● **Requirements**
For each line below that contains the string "structured", copy that line.

━━━━━ Data excerpts ━━━━━

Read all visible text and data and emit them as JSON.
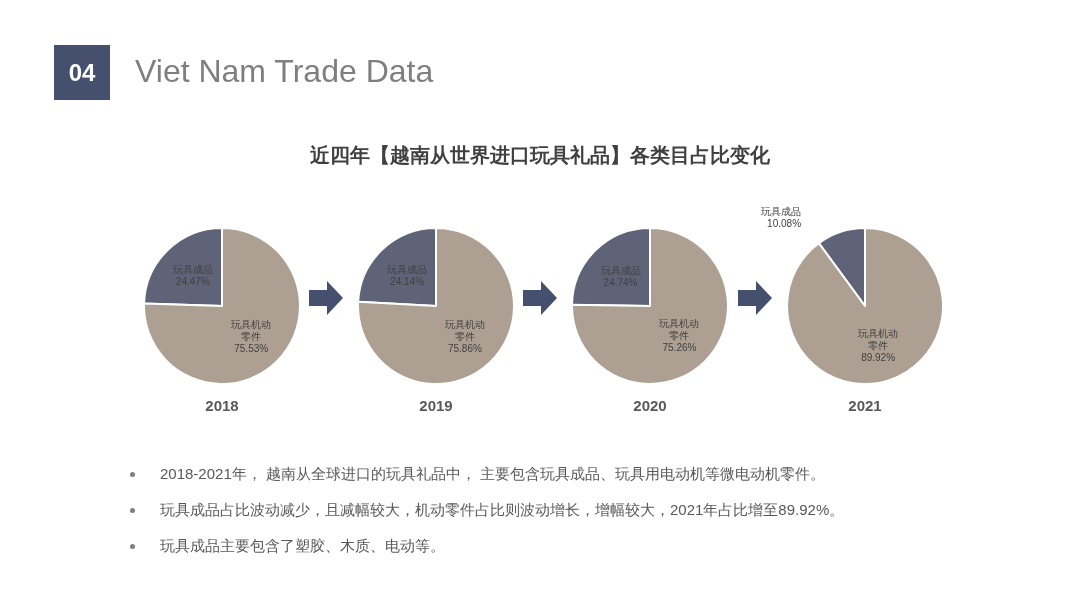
{
  "chart_data": [
    {
      "type": "other",
      "title": "Viet Nam Trade Data",
      "subtitle": "近四年【越南从世界进口玩具礼品】各类目占比变化",
      "annotations": [
        "04"
      ]
    },
    {
      "type": "pie",
      "title": "2018",
      "categories": [
        "玩具成品",
        "玩具机动零件"
      ],
      "values": [
        24.47,
        75.53
      ],
      "colors": [
        "#5f6378",
        "#ada093"
      ],
      "value_labels": [
        "24.47%",
        "75.53%"
      ]
    },
    {
      "type": "pie",
      "title": "2019",
      "categories": [
        "玩具成品",
        "玩具机动零件"
      ],
      "values": [
        24.14,
        75.86
      ],
      "colors": [
        "#5f6378",
        "#ada093"
      ],
      "value_labels": [
        "24.14%",
        "75.86%"
      ]
    },
    {
      "type": "pie",
      "title": "2020",
      "categories": [
        "玩具成品",
        "玩具机动零件"
      ],
      "values": [
        24.74,
        75.26
      ],
      "colors": [
        "#5f6378",
        "#ada093"
      ],
      "value_labels": [
        "24.74%",
        "75.26%"
      ]
    },
    {
      "type": "pie",
      "title": "2021",
      "categories": [
        "玩具成品",
        "玩具机动零件"
      ],
      "values": [
        10.08,
        89.92
      ],
      "colors": [
        "#5f6378",
        "#ada093"
      ],
      "value_labels": [
        "10.08%",
        "89.92%"
      ]
    },
    {
      "type": "other",
      "annotations": [
        "2018-2021年， 越南从全球进口的玩具礼品中， 主要包含玩具成品、玩具用电动机等微电动机零件。",
        "玩具成品占比波动减少，且减幅较大，机动零件占比则波动增长，增幅较大，2021年占比增至89.92%。",
        "玩具成品主要包含了塑胶、木质、电动等。"
      ]
    }
  ]
}
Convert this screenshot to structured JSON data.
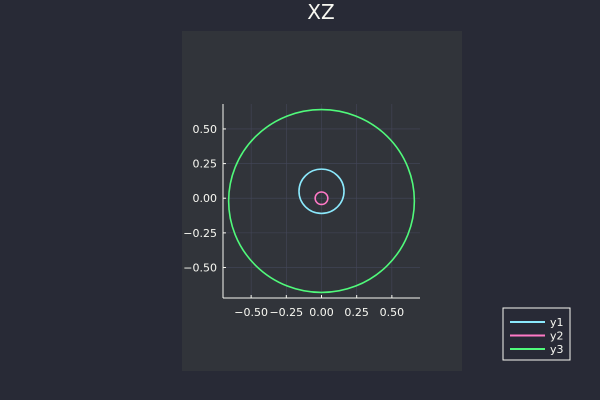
{
  "chart_data": {
    "type": "line",
    "title": "XZ",
    "xlabel": "",
    "ylabel": "",
    "xticks": [
      -0.5,
      -0.25,
      0.0,
      0.25,
      0.5
    ],
    "xtick_labels": [
      "−0.50",
      "−0.25",
      "0.00",
      "0.25",
      "0.50"
    ],
    "yticks": [
      0.5,
      0.25,
      0.0,
      -0.25,
      -0.5
    ],
    "ytick_labels": [
      "0.50",
      "0.25",
      "0.00",
      "−0.25",
      "−0.50"
    ],
    "xlim": [
      -0.7,
      0.7
    ],
    "ylim": [
      -0.72,
      0.68
    ],
    "grid": true,
    "legend_position": "bottom-right",
    "series": [
      {
        "name": "y1",
        "shape": "circle",
        "center": [
          0.0,
          0.05
        ],
        "radius": 0.16,
        "color": "#8be9fd"
      },
      {
        "name": "y2",
        "shape": "circle",
        "center": [
          0.0,
          0.0
        ],
        "radius": 0.045,
        "color": "#ff79c6"
      },
      {
        "name": "y3",
        "shape": "circle",
        "center": [
          0.0,
          -0.02
        ],
        "radius": 0.66,
        "color": "#50fa7b"
      }
    ]
  },
  "colors": {
    "background": "#282a36",
    "plot_panel": "#31343a",
    "axis": "#f8f8f2",
    "grid": "#44475a"
  }
}
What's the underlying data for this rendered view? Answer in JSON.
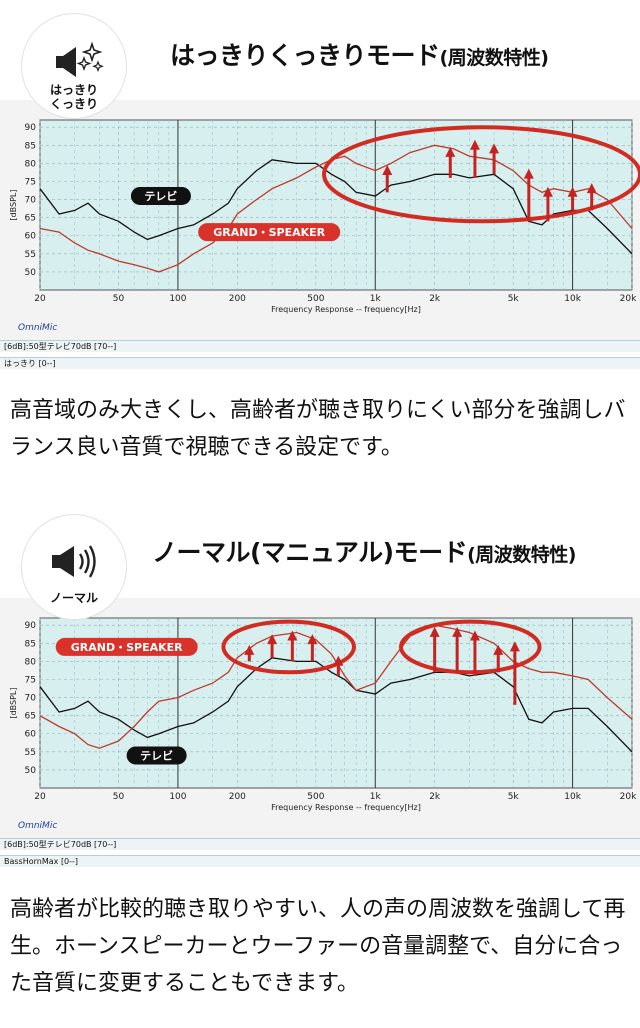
{
  "sections": [
    {
      "badge_label": "はっきり\nくっきり",
      "badge_icon": "speaker-sparkle-icon",
      "title_main": "はっきりくっきりモード",
      "title_paren": "(周波数特性)",
      "legend_rows": [
        "[6dB]:50型テレビ70dB [70--]",
        "はっきり [0--]"
      ],
      "description": "高音域のみ大きくし、高齢者が聴き取りにくい部分を強調しバランス良い音質で視聴できる設定です。"
    },
    {
      "badge_label": "ノーマル",
      "badge_icon": "speaker-sound-icon",
      "title_main": "ノーマル(マニュアル)モード",
      "title_paren": "(周波数特性)",
      "legend_rows": [
        "[6dB]:50型テレビ70dB [70--]",
        "BassHornMax [0--]"
      ],
      "description": "高齢者が比較的聴き取りやすい、人の声の周波数を強調して再生。ホーンスピーカーとウーファーの音量調整で、自分に合った音質に変更することもできます。"
    }
  ],
  "chart_data": [
    {
      "type": "line",
      "xscale": "log",
      "xlim": [
        20,
        20000
      ],
      "ylim": [
        45,
        92
      ],
      "xticks": [
        20,
        50,
        100,
        200,
        500,
        1000,
        2000,
        5000,
        10000,
        20000
      ],
      "xtick_labels": [
        "20",
        "50",
        "100",
        "200",
        "500",
        "1k",
        "2k",
        "5k",
        "10k",
        "20k"
      ],
      "yticks": [
        50,
        55,
        60,
        65,
        70,
        75,
        80,
        85,
        90
      ],
      "xlabel": "Frequency Response -- frequency[Hz]",
      "ylabel": "[dBSPL]",
      "brand": "OmniMic",
      "series": [
        {
          "name": "テレビ",
          "color": "#111111",
          "x": [
            20,
            25,
            30,
            35,
            40,
            50,
            60,
            70,
            80,
            100,
            120,
            150,
            180,
            200,
            250,
            300,
            400,
            500,
            600,
            700,
            800,
            1000,
            1200,
            1500,
            2000,
            2500,
            3000,
            4000,
            5000,
            6000,
            7000,
            8000,
            10000,
            12000,
            15000,
            20000
          ],
          "y": [
            73,
            66,
            67,
            69,
            66,
            64,
            61,
            59,
            60,
            62,
            63,
            66,
            69,
            73,
            78,
            81,
            80,
            80,
            77,
            75,
            72,
            71,
            74,
            75,
            77,
            77,
            76,
            77,
            73,
            64,
            63,
            66,
            67,
            67,
            62,
            55
          ]
        },
        {
          "name": "GRAND・SPEAKER",
          "color": "#c0392b",
          "x": [
            20,
            25,
            30,
            35,
            40,
            50,
            60,
            70,
            80,
            100,
            120,
            150,
            180,
            200,
            250,
            300,
            400,
            500,
            600,
            700,
            800,
            1000,
            1200,
            1500,
            2000,
            2500,
            3000,
            4000,
            5000,
            6000,
            7000,
            8000,
            10000,
            12000,
            15000,
            20000
          ],
          "y": [
            62,
            61,
            58,
            56,
            55,
            53,
            52,
            51,
            50,
            52,
            55,
            58,
            62,
            66,
            70,
            73,
            76,
            79,
            81,
            82,
            80,
            78,
            80,
            83,
            85,
            84,
            82,
            81,
            78,
            74,
            72,
            73,
            72,
            73,
            70,
            62
          ]
        }
      ],
      "arrows": [
        {
          "x": 1150,
          "y_from": 72,
          "y_to": 79
        },
        {
          "x": 2400,
          "y_from": 76,
          "y_to": 84
        },
        {
          "x": 3200,
          "y_from": 76,
          "y_to": 86
        },
        {
          "x": 4000,
          "y_from": 77,
          "y_to": 85
        },
        {
          "x": 6000,
          "y_from": 64,
          "y_to": 78
        },
        {
          "x": 7500,
          "y_from": 64,
          "y_to": 73
        },
        {
          "x": 10000,
          "y_from": 67,
          "y_to": 73
        },
        {
          "x": 12500,
          "y_from": 67,
          "y_to": 74
        }
      ],
      "labels": [
        {
          "text": "テレビ",
          "style": "black",
          "x": 82,
          "y": 71
        },
        {
          "text": "GRAND・SPEAKER",
          "style": "red",
          "x": 290,
          "y": 61
        }
      ],
      "highlight": {
        "x_from": 550,
        "x_to": 24000,
        "y_from": 64,
        "y_to": 90
      }
    },
    {
      "type": "line",
      "xscale": "log",
      "xlim": [
        20,
        20000
      ],
      "ylim": [
        45,
        92
      ],
      "xticks": [
        20,
        50,
        100,
        200,
        500,
        1000,
        2000,
        5000,
        10000,
        20000
      ],
      "xtick_labels": [
        "20",
        "50",
        "100",
        "200",
        "500",
        "1k",
        "2k",
        "5k",
        "10k",
        "20k"
      ],
      "yticks": [
        50,
        55,
        60,
        65,
        70,
        75,
        80,
        85,
        90
      ],
      "xlabel": "Frequency Response -- frequency[Hz]",
      "ylabel": "[dBSPL]",
      "brand": "OmniMic",
      "series": [
        {
          "name": "テレビ",
          "color": "#111111",
          "x": [
            20,
            25,
            30,
            35,
            40,
            50,
            60,
            70,
            80,
            100,
            120,
            150,
            180,
            200,
            250,
            300,
            400,
            500,
            600,
            700,
            800,
            1000,
            1200,
            1500,
            2000,
            2500,
            3000,
            4000,
            5000,
            6000,
            7000,
            8000,
            10000,
            12000,
            15000,
            20000
          ],
          "y": [
            73,
            66,
            67,
            69,
            66,
            64,
            61,
            59,
            60,
            62,
            63,
            66,
            69,
            73,
            78,
            81,
            80,
            80,
            77,
            75,
            72,
            71,
            74,
            75,
            77,
            77,
            76,
            77,
            73,
            64,
            63,
            66,
            67,
            67,
            62,
            55
          ]
        },
        {
          "name": "GRAND・SPEAKER",
          "color": "#c0392b",
          "x": [
            20,
            25,
            30,
            35,
            40,
            50,
            60,
            70,
            80,
            100,
            120,
            150,
            180,
            200,
            250,
            300,
            400,
            500,
            600,
            700,
            800,
            1000,
            1200,
            1500,
            2000,
            2500,
            3000,
            4000,
            5000,
            6000,
            7000,
            8000,
            10000,
            12000,
            15000,
            20000
          ],
          "y": [
            65,
            62,
            60,
            57,
            56,
            58,
            62,
            66,
            69,
            70,
            72,
            74,
            77,
            81,
            85,
            87,
            88,
            86,
            82,
            76,
            72,
            74,
            80,
            87,
            90,
            89,
            88,
            85,
            80,
            78,
            77,
            77,
            76,
            75,
            70,
            64
          ]
        }
      ],
      "arrows": [
        {
          "x": 230,
          "y_from": 80,
          "y_to": 84
        },
        {
          "x": 300,
          "y_from": 81,
          "y_to": 87
        },
        {
          "x": 380,
          "y_from": 80,
          "y_to": 88
        },
        {
          "x": 480,
          "y_from": 80,
          "y_to": 87
        },
        {
          "x": 650,
          "y_from": 76,
          "y_to": 81
        },
        {
          "x": 2000,
          "y_from": 77,
          "y_to": 89
        },
        {
          "x": 2600,
          "y_from": 77,
          "y_to": 89
        },
        {
          "x": 3200,
          "y_from": 76,
          "y_to": 88
        },
        {
          "x": 4200,
          "y_from": 77,
          "y_to": 84
        },
        {
          "x": 5100,
          "y_from": 68,
          "y_to": 85
        }
      ],
      "labels": [
        {
          "text": "GRAND・SPEAKER",
          "style": "red",
          "x": 55,
          "y": 84
        },
        {
          "text": "テレビ",
          "style": "black",
          "x": 78,
          "y": 54
        }
      ],
      "highlights": [
        {
          "x_from": 170,
          "x_to": 780,
          "y_from": 77,
          "y_to": 91
        },
        {
          "x_from": 1350,
          "x_to": 6800,
          "y_from": 77,
          "y_to": 91
        }
      ]
    }
  ]
}
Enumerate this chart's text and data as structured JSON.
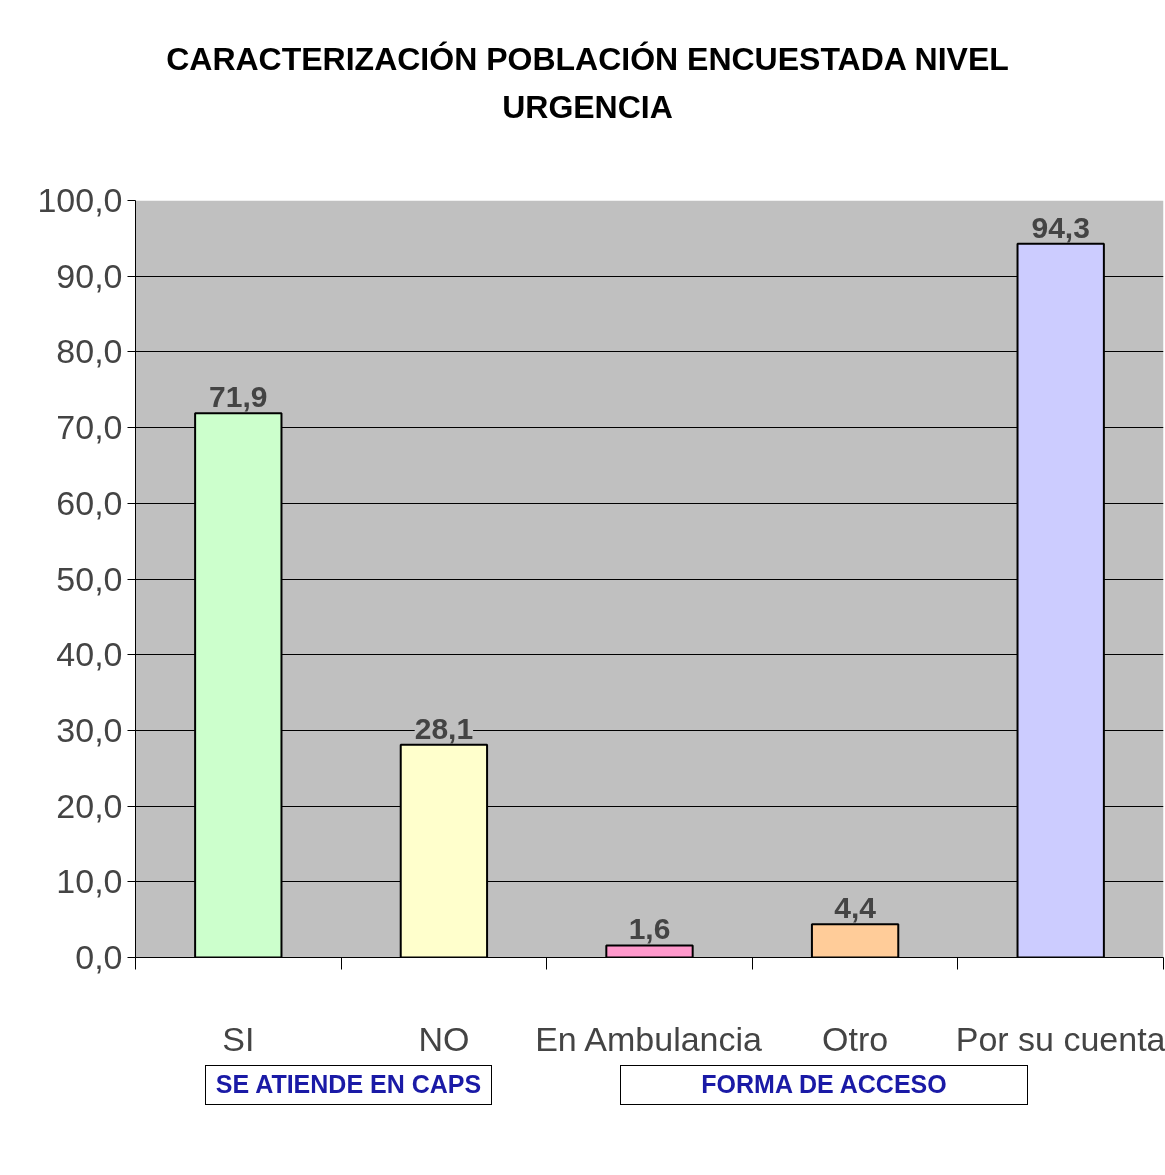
{
  "chart_data": {
    "type": "bar",
    "title": "CARACTERIZACIÓN POBLACIÓN ENCUESTADA NIVEL URGENCIA",
    "categories": [
      "SI",
      "NO",
      "En Ambulancia",
      "Otro",
      "Por su cuenta"
    ],
    "values": [
      71.9,
      28.1,
      1.6,
      4.4,
      94.3
    ],
    "colors": [
      "#ccffcc",
      "#ffffcc",
      "#ff99cc",
      "#ffcc99",
      "#ccccff"
    ],
    "ylim": [
      0,
      100
    ],
    "yticks": [
      {
        "value": 0,
        "label": "0,0"
      },
      {
        "value": 10,
        "label": "10,0"
      },
      {
        "value": 20,
        "label": "20,0"
      },
      {
        "value": 30,
        "label": "30,0"
      },
      {
        "value": 40,
        "label": "40,0"
      },
      {
        "value": 50,
        "label": "50,0"
      },
      {
        "value": 60,
        "label": "60,0"
      },
      {
        "value": 70,
        "label": "70,0"
      },
      {
        "value": 80,
        "label": "80,0"
      },
      {
        "value": 90,
        "label": "90,0"
      },
      {
        "value": 100,
        "label": "100,0"
      }
    ],
    "value_labels": [
      "71,9",
      "28,1",
      "1,6",
      "4,4",
      "94,3"
    ],
    "annotations": [
      "SE ATIENDE EN CAPS",
      "FORMA DE ACCESO"
    ],
    "grid": "y"
  }
}
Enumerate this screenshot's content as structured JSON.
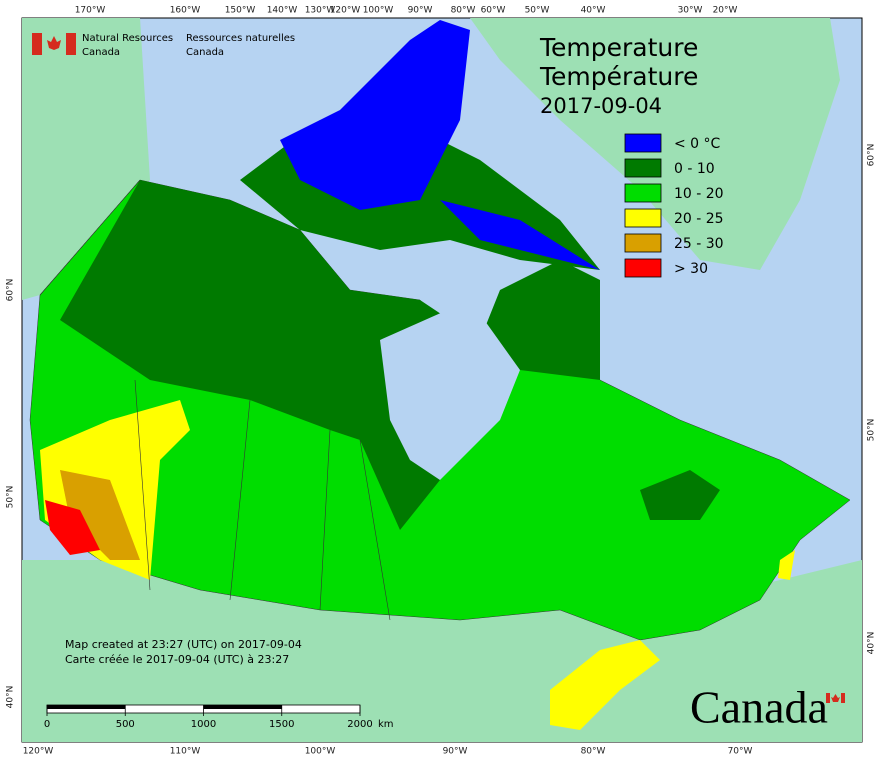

━━━━━

● **Answer**
Convert this screenshot to structured JSON data.
Enumerate this chart's text and data as structured JSON.
Enumerate this screenshot's content as structured JSON.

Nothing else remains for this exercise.